## STATED GOAL
List, from the lines below, each one with "illness" in it.

## DATA SECTION
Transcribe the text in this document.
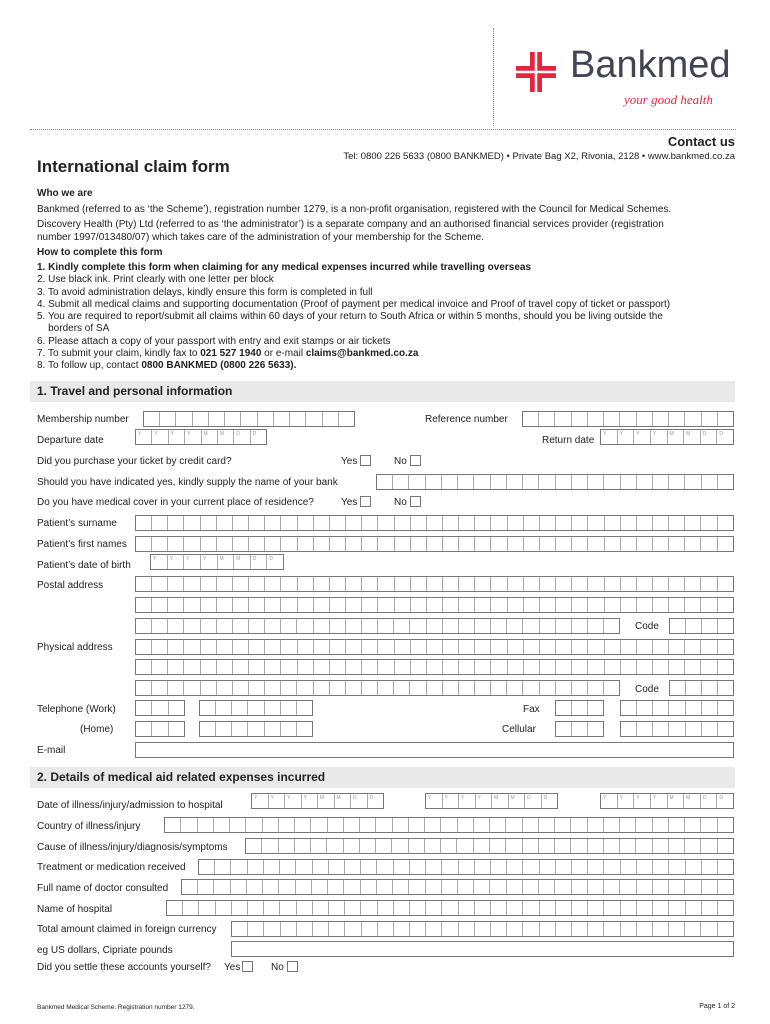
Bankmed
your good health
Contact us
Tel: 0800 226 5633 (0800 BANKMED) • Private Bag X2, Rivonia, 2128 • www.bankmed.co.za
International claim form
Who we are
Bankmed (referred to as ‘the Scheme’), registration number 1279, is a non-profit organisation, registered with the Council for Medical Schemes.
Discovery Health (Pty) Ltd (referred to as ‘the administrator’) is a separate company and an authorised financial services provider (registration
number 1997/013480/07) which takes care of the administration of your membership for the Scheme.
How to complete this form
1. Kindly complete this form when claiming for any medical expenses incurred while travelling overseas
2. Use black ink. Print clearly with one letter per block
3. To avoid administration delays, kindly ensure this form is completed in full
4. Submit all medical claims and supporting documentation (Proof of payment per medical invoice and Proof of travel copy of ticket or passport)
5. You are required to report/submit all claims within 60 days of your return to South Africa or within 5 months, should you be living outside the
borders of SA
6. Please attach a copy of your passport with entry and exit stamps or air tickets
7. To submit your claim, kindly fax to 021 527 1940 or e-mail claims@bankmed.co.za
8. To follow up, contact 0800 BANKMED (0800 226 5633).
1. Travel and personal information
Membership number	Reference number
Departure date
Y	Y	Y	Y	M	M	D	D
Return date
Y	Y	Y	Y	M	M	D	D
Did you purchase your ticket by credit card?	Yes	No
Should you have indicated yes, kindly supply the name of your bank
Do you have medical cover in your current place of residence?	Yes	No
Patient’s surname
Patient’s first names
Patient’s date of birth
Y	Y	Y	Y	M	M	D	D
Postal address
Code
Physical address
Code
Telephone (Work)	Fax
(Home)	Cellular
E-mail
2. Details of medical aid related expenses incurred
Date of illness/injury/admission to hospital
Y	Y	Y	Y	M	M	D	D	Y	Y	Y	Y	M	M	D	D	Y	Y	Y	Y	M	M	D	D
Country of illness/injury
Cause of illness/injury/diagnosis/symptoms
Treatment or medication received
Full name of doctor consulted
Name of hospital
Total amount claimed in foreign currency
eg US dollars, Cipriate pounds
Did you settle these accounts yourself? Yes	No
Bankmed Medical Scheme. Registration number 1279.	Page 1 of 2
--
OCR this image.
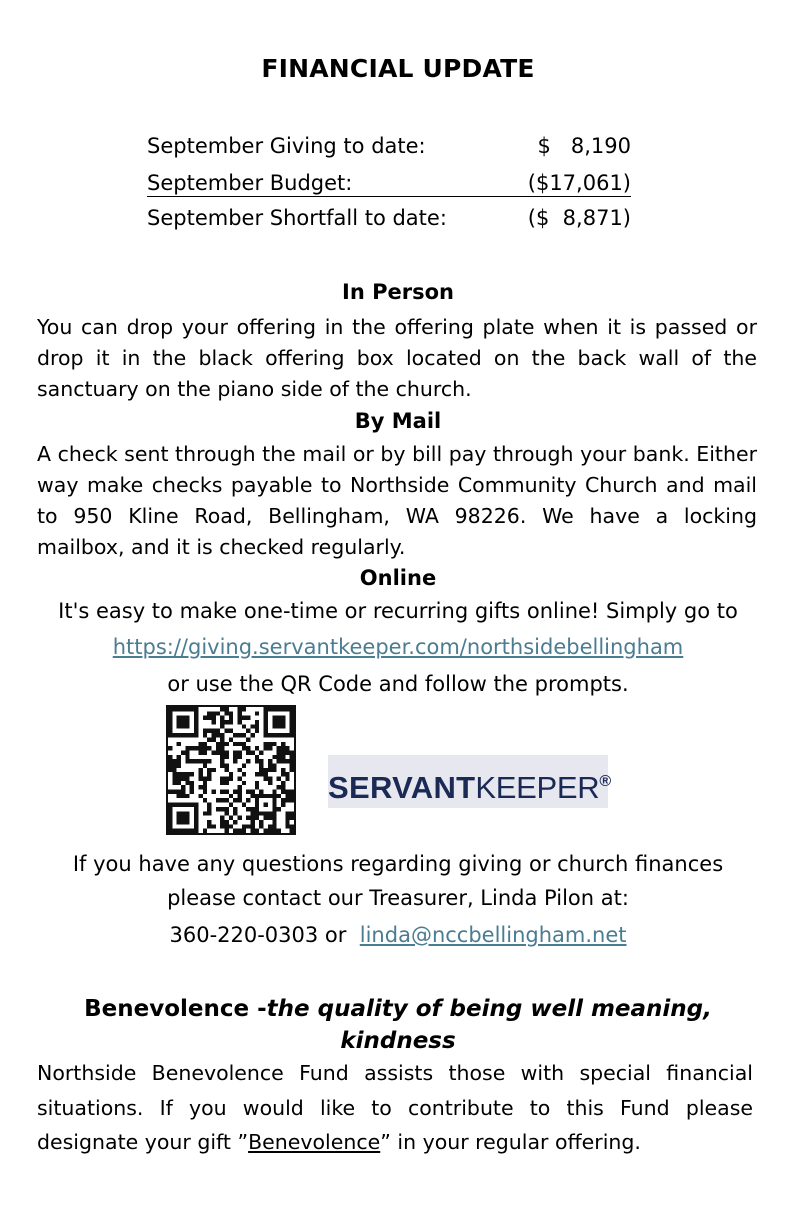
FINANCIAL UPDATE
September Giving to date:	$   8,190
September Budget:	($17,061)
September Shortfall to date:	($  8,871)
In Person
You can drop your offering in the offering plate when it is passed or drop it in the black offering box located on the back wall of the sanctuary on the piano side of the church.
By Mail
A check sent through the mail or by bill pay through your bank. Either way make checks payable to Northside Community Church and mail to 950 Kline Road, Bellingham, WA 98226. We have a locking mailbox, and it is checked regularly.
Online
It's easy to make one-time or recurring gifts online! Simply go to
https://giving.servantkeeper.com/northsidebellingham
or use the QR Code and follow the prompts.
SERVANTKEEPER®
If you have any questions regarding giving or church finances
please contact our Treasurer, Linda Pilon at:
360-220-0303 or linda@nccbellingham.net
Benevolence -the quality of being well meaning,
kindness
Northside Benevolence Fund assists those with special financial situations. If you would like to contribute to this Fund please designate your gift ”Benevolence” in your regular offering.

## RESULT
Date of illness/injury/admission to hospital
Country of illness/injury
Cause of illness/injury/diagnosis/symptoms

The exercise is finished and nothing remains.